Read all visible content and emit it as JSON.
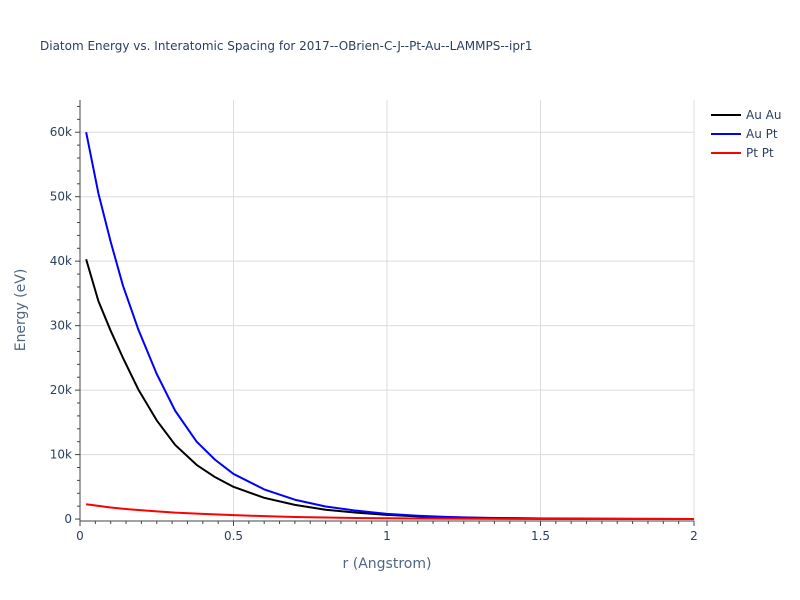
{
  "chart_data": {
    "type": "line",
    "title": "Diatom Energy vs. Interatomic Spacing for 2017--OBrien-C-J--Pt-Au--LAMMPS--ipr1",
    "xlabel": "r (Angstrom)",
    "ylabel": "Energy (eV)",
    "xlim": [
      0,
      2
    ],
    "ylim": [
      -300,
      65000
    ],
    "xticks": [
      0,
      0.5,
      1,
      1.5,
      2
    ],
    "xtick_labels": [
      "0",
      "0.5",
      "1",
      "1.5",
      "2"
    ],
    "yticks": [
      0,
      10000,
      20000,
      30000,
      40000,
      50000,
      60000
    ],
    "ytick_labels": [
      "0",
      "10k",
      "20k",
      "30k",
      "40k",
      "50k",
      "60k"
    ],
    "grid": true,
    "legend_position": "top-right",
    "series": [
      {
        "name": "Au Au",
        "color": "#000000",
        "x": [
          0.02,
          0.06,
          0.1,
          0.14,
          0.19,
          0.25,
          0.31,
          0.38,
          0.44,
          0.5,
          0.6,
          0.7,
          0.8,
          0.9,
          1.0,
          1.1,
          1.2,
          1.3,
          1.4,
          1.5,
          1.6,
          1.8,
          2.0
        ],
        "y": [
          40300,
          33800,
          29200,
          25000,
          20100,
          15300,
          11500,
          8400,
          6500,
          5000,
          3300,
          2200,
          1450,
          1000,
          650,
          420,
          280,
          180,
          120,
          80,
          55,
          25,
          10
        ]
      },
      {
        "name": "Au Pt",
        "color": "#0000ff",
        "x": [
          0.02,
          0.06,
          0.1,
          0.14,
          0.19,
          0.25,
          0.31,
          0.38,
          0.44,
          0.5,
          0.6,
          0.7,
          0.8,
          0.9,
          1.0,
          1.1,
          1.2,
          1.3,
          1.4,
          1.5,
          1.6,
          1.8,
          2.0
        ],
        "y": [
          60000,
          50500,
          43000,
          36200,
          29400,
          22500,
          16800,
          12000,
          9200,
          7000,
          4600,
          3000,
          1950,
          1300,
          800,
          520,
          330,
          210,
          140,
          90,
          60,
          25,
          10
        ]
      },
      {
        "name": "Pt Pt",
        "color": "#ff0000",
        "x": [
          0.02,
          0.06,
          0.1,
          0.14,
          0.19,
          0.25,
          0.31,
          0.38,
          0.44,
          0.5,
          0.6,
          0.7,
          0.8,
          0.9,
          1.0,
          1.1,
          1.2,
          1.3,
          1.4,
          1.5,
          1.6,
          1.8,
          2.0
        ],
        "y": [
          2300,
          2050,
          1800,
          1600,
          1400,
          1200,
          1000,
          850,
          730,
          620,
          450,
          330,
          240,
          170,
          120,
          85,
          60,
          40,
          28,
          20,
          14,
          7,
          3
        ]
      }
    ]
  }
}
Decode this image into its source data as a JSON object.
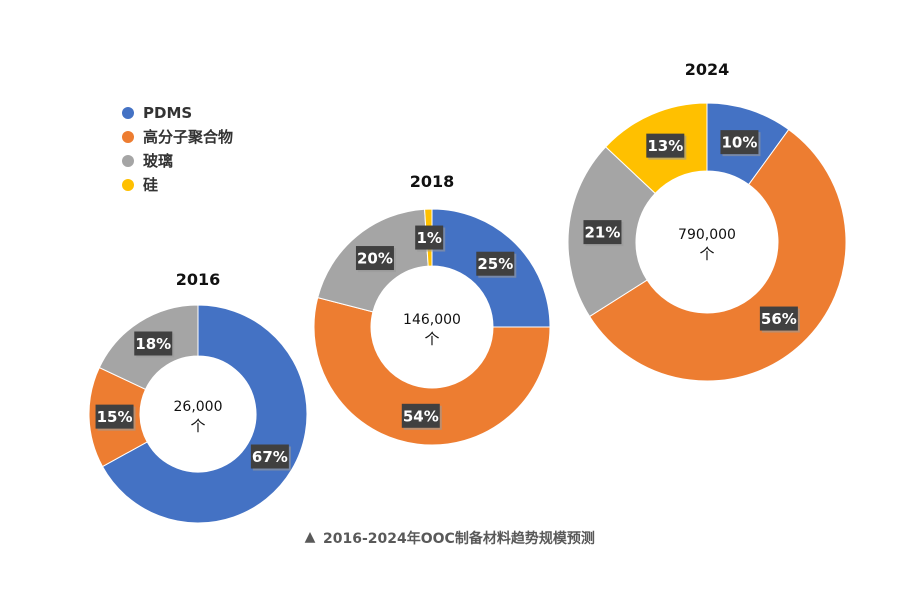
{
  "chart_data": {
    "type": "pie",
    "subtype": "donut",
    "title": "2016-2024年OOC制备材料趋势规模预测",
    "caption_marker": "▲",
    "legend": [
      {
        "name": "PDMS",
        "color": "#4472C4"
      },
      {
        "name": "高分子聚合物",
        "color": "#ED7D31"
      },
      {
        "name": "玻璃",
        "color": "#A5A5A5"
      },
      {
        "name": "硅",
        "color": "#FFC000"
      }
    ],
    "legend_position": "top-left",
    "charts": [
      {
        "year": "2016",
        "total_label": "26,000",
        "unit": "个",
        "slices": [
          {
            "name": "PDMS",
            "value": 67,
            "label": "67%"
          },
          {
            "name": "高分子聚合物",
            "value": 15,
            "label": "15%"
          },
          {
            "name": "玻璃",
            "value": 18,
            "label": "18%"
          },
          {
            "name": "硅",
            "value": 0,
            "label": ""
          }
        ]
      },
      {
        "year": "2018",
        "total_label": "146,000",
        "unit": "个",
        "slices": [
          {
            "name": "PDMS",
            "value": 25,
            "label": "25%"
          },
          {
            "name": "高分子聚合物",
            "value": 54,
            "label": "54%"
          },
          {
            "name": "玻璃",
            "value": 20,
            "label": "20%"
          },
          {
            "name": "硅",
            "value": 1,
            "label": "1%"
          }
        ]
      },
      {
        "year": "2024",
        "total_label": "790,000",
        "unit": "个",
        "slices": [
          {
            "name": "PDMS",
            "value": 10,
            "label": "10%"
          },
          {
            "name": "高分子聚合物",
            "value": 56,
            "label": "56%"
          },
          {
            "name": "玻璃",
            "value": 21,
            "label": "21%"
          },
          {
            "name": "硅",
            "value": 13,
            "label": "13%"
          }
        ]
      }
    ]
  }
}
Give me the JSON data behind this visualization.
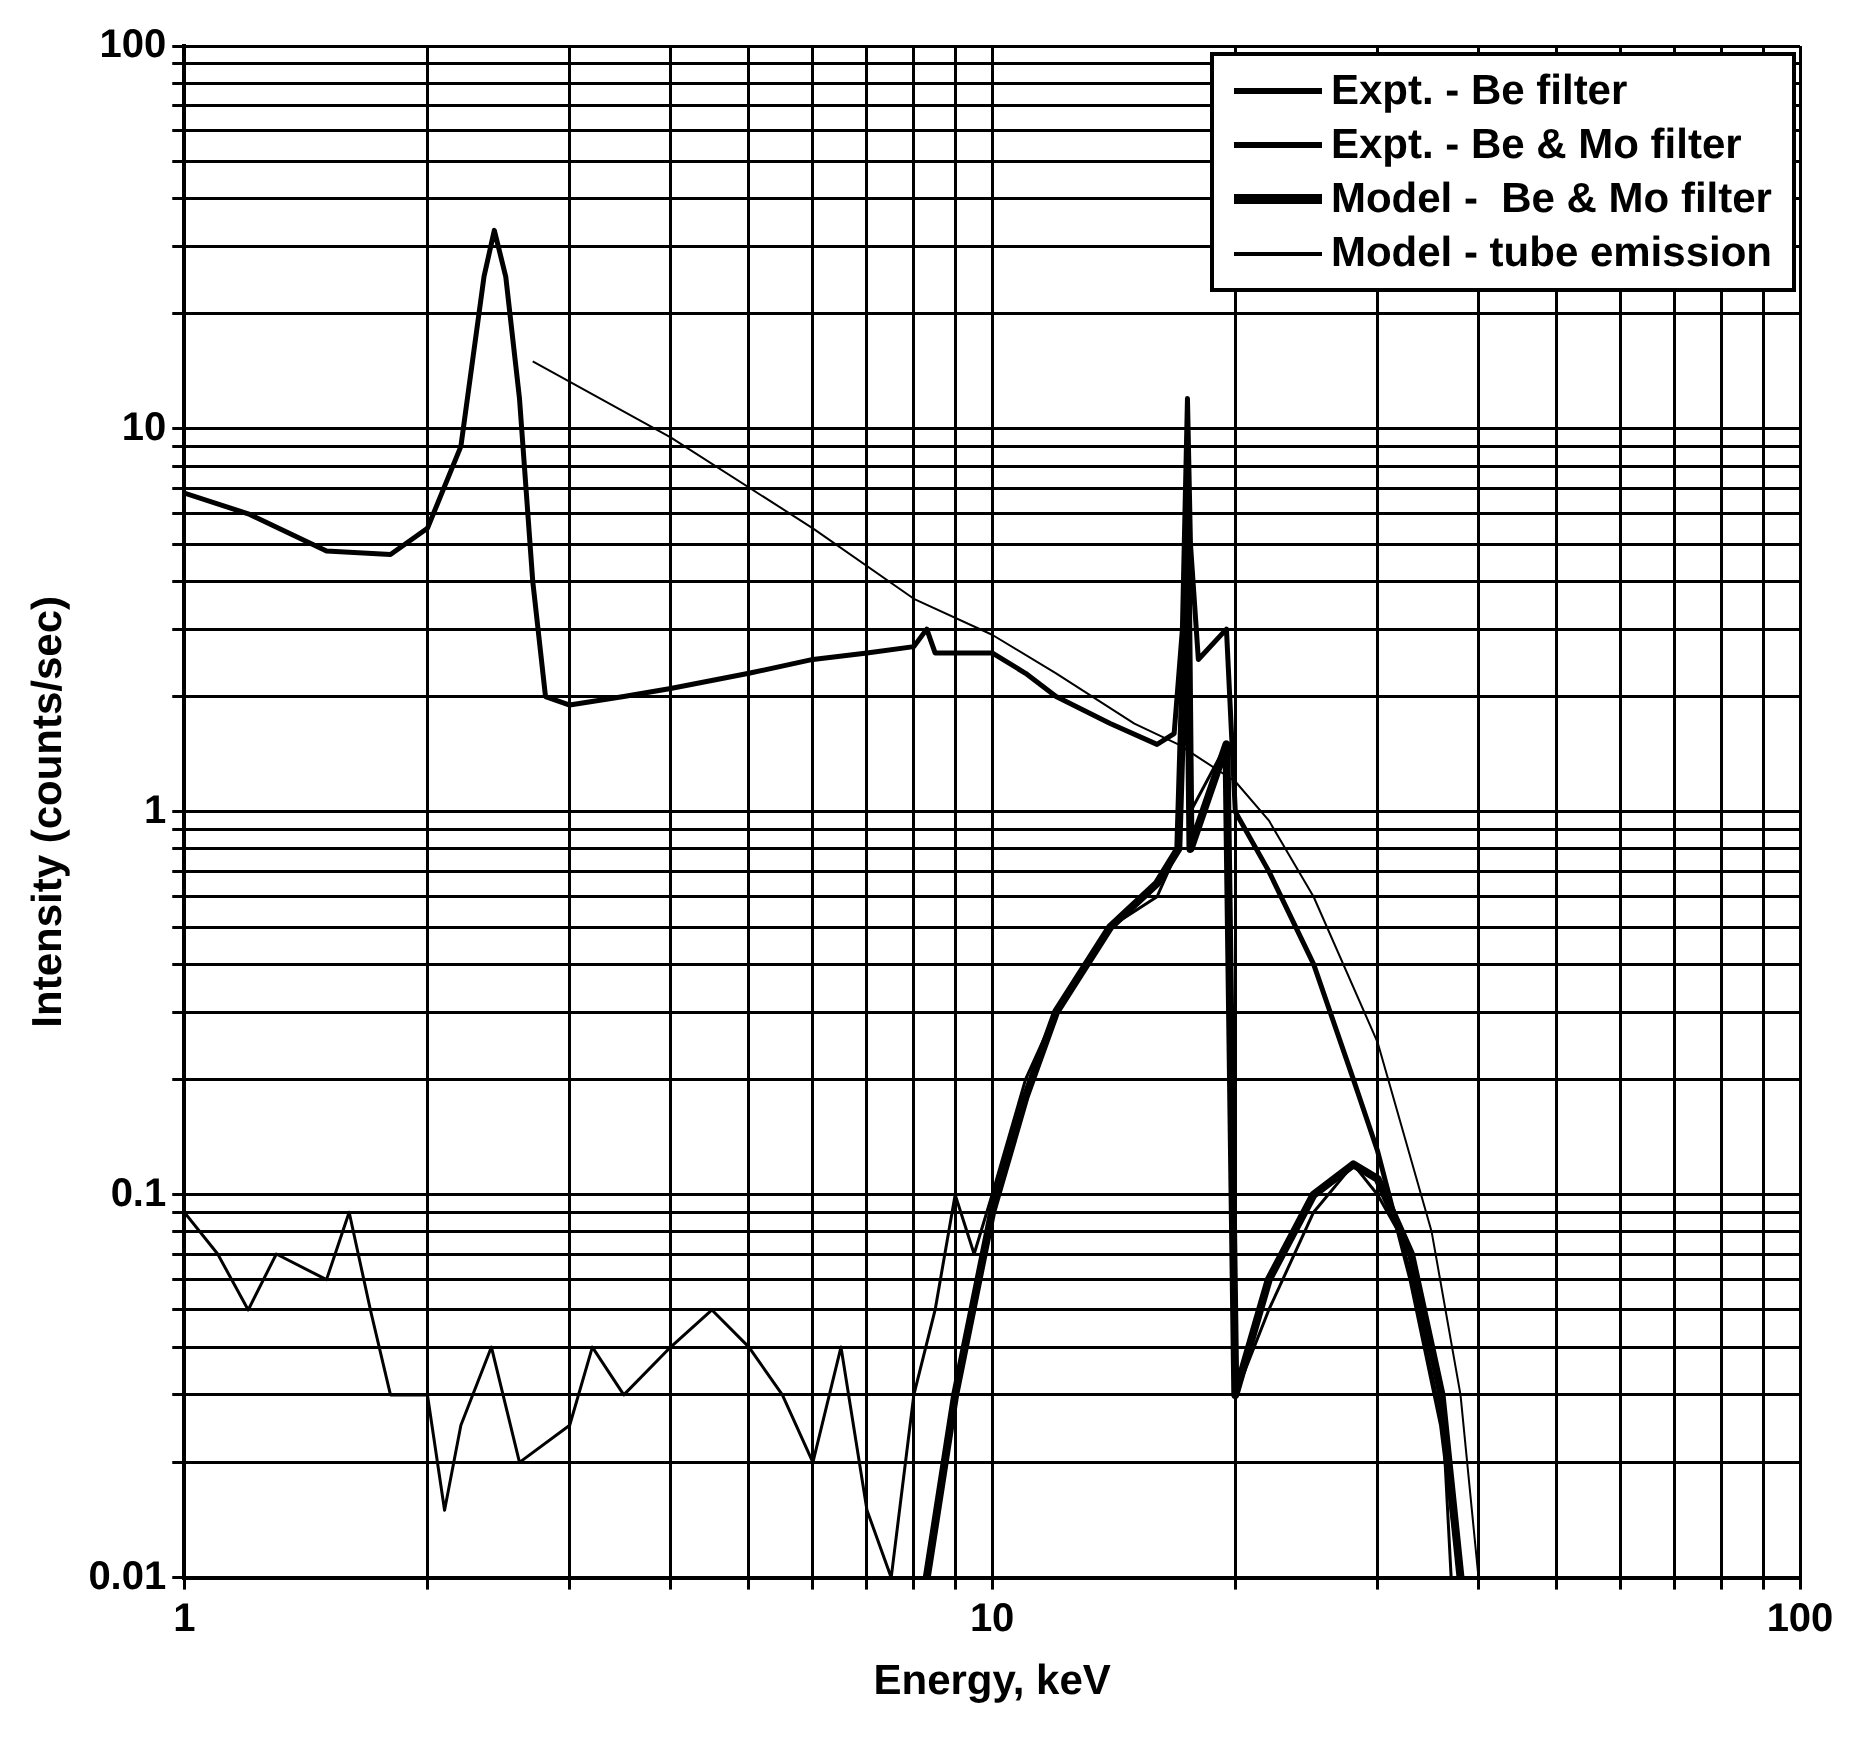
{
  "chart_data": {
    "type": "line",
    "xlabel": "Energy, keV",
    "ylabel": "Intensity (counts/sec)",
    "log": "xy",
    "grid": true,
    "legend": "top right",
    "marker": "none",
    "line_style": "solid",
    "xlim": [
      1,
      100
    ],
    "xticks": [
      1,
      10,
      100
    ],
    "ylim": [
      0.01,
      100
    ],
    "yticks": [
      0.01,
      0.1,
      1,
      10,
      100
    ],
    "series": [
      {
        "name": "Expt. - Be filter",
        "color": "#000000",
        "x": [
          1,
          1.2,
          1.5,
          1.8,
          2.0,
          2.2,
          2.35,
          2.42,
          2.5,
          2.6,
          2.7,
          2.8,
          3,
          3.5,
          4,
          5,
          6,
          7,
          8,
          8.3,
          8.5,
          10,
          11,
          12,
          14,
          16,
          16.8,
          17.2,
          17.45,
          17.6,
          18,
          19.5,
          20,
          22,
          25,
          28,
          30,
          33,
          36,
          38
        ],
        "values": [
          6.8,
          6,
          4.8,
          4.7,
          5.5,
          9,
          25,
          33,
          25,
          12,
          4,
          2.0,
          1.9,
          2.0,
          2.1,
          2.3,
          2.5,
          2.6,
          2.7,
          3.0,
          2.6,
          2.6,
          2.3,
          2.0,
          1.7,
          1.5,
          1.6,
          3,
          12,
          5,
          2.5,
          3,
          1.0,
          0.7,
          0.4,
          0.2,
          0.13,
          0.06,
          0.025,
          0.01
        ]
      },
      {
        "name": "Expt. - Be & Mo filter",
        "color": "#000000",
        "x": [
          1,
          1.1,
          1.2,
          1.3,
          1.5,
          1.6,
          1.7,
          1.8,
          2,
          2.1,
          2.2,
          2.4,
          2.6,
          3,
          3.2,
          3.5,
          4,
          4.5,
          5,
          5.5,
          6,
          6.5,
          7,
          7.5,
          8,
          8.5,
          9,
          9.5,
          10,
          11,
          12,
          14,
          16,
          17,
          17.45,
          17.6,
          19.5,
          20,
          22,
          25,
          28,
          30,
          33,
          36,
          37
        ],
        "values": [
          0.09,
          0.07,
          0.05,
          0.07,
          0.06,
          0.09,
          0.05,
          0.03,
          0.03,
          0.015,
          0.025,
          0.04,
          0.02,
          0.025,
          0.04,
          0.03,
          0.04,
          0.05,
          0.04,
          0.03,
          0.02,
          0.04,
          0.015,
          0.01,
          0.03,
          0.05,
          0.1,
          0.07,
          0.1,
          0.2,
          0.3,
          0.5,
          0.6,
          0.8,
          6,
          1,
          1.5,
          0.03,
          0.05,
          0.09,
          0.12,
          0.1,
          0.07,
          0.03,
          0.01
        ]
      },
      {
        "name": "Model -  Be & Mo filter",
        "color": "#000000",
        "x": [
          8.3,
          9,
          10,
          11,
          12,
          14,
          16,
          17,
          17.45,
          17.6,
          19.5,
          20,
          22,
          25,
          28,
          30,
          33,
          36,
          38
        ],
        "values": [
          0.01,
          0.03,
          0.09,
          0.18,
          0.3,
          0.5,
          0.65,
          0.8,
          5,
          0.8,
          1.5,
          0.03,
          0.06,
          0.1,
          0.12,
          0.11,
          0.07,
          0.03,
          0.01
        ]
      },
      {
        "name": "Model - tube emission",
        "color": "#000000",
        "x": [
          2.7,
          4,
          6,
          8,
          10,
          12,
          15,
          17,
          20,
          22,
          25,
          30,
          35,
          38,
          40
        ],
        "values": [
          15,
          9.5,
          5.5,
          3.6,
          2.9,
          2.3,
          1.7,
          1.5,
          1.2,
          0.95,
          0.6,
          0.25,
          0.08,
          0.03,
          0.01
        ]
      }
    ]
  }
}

§ **Problem to work on**
Gather, from the listing above, every line carrying the word "Expt".

§ **Response to this task**
        "name": "Expt. - Be filter",
        "name": "Expt. - Be & Mo filter",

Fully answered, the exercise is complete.